Requirement:
Faithfully return all lines, omitting every embedded picture.

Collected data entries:
•••••

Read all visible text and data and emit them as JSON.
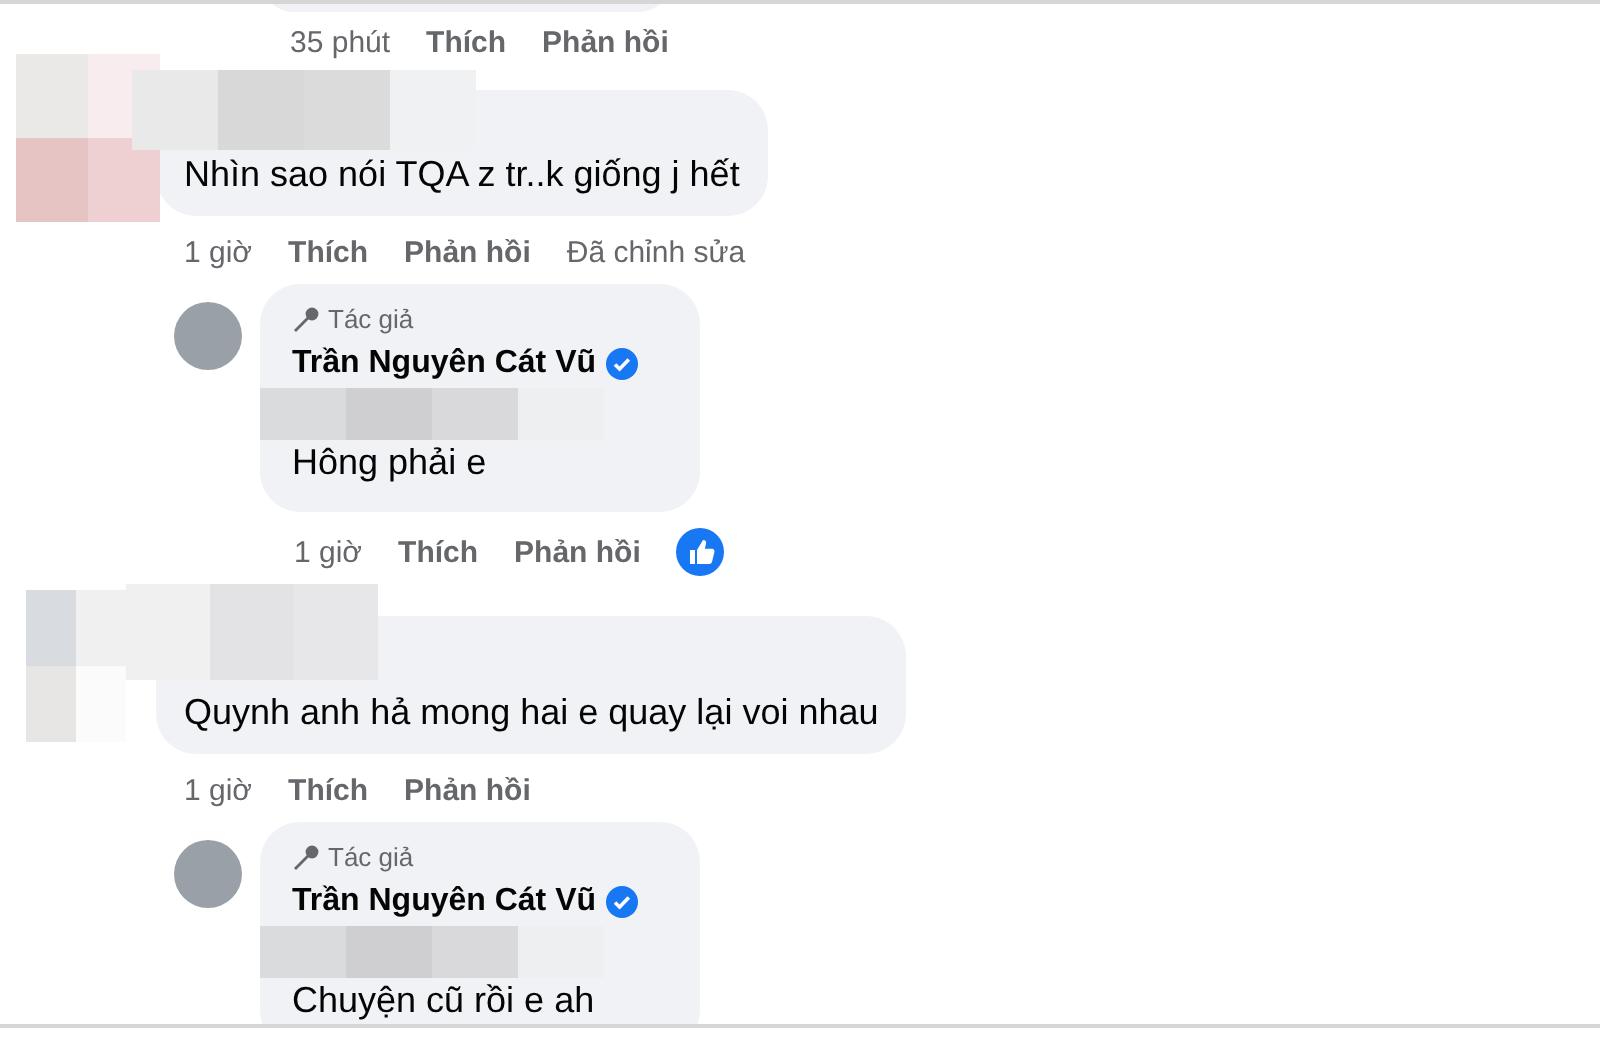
{
  "previous_comment": {
    "time": "35 phút",
    "like": "Thích",
    "reply": "Phản hồi"
  },
  "comments": [
    {
      "text": "Nhìn sao nói TQA z tr..k giống j hết",
      "time": "1 giờ",
      "like": "Thích",
      "reply": "Phản hồi",
      "edited": "Đã chỉnh sửa",
      "replies": [
        {
          "badge": "Tác giả",
          "author": "Trần Nguyên Cát Vũ",
          "verified": true,
          "text": "Hông phải e",
          "time": "1 giờ",
          "like": "Thích",
          "reply": "Phản hồi",
          "liked": true
        }
      ]
    },
    {
      "text": "Quynh anh hả mong hai e quay lại voi nhau",
      "time": "1 giờ",
      "like": "Thích",
      "reply": "Phản hồi",
      "replies": [
        {
          "badge": "Tác giả",
          "author": "Trần Nguyên Cát Vũ",
          "verified": true,
          "text": "Chuyện cũ rồi e ah"
        }
      ]
    }
  ]
}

•••••

The result:
Read all visible text and data and emit them as JSON.
{
  "previous_comment": {
    "time": "35 phút",
    "like": "Thích",
    "reply": "Phản hồi"
  },
  "comments": [
    {
      "text": "Nhìn sao nói TQA z tr..k giống j hết",
      "time": "1 giờ",
      "like": "Thích",
      "reply": "Phản hồi",
      "edited": "Đã chỉnh sửa",
      "replies": [
        {
          "badge": "Tác giả",
          "author": "Trần Nguyên Cát Vũ",
          "verified": true,
          "text": "Hông phải e",
          "time": "1 giờ",
          "like": "Thích",
          "reply": "Phản hồi",
          "liked": true
        }
      ]
    },
    {
      "text": "Quynh anh hả mong hai e quay lại voi nhau",
      "time": "1 giờ",
      "like": "Thích",
      "reply": "Phản hồi",
      "replies": [
        {
          "badge": "Tác giả",
          "author": "Trần Nguyên Cát Vũ",
          "verified": true,
          "text": "Chuyện cũ rồi e ah"
        }
      ]
    }
  ]
}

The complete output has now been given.